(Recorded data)

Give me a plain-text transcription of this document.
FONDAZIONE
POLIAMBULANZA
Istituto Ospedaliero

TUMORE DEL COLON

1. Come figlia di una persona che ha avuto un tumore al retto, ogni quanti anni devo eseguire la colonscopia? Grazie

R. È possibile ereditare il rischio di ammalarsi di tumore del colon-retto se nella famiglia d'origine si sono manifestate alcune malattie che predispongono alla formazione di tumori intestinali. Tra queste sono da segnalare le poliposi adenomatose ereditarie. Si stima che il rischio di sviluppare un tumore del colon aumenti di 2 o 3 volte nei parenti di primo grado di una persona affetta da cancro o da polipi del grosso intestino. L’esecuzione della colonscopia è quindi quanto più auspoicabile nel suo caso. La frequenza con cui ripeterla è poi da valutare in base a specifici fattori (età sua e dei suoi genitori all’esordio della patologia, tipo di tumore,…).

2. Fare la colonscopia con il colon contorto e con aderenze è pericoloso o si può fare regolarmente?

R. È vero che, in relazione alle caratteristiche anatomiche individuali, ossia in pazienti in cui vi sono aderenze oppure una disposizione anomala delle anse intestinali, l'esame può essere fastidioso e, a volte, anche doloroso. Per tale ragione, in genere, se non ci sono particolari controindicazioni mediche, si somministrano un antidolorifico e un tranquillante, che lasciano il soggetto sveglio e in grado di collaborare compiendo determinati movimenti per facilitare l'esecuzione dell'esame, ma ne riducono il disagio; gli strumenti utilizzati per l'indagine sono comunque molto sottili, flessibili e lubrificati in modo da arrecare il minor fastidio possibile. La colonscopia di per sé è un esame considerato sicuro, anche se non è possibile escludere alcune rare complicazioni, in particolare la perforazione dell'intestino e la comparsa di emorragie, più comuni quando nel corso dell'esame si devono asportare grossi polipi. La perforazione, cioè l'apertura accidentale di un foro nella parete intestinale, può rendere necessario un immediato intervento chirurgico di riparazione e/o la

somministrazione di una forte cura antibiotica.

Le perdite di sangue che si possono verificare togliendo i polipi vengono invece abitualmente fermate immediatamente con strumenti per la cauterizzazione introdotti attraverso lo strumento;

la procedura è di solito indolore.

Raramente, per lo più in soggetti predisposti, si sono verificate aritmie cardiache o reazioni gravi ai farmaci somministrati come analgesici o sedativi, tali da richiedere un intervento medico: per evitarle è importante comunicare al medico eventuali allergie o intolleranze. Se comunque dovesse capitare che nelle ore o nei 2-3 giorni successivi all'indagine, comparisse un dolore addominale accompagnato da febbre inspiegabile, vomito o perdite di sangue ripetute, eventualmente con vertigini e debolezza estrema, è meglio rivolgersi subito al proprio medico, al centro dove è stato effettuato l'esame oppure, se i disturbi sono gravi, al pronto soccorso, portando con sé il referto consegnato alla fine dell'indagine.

▶ _What to work on_: Across all the entries, how many lines hold the string "perdite"? Only the number is needed.

▶ _Exercise result_: 2